◆ Stored data ◆
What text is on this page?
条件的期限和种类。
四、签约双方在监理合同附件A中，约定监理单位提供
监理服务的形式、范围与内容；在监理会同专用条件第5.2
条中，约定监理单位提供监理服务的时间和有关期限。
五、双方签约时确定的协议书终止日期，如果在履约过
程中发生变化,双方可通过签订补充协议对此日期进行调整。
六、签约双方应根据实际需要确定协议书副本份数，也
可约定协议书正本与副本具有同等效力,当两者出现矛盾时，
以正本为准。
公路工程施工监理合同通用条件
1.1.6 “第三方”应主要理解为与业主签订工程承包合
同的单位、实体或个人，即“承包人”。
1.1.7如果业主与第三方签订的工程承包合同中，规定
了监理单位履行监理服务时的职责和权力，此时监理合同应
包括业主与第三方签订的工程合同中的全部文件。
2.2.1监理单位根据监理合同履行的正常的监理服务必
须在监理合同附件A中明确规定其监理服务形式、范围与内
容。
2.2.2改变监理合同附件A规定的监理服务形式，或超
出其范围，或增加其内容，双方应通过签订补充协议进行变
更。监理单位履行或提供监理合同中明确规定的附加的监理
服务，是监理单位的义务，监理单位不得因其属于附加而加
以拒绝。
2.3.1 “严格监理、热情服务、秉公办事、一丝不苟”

◆ Stated goal ◆
Write out the entries above once more, without altering anything.

◆ Result of the exercise ◆
What text is on this page?
条件的期限和种类。
四、签约双方在监理合同附件A中，约定监理单位提供
监理服务的形式、范围与内容；在监理会同专用条件第5.2
条中，约定监理单位提供监理服务的时间和有关期限。
五、双方签约时确定的协议书终止日期，如果在履约过
程中发生变化,双方可通过签订补充协议对此日期进行调整。
六、签约双方应根据实际需要确定协议书副本份数，也
可约定协议书正本与副本具有同等效力,当两者出现矛盾时，
以正本为准。
公路工程施工监理合同通用条件
1.1.6 “第三方”应主要理解为与业主签订工程承包合
同的单位、实体或个人，即“承包人”。
1.1.7如果业主与第三方签订的工程承包合同中，规定
了监理单位履行监理服务时的职责和权力，此时监理合同应
包括业主与第三方签订的工程合同中的全部文件。
2.2.1监理单位根据监理合同履行的正常的监理服务必
须在监理合同附件A中明确规定其监理服务形式、范围与内
容。
2.2.2改变监理合同附件A规定的监理服务形式，或超
出其范围，或增加其内容，双方应通过签订补充协议进行变
更。监理单位履行或提供监理合同中明确规定的附加的监理
服务，是监理单位的义务，监理单位不得因其属于附加而加
以拒绝。
2.3.1 “严格监理、热情服务、秉公办事、一丝不苟”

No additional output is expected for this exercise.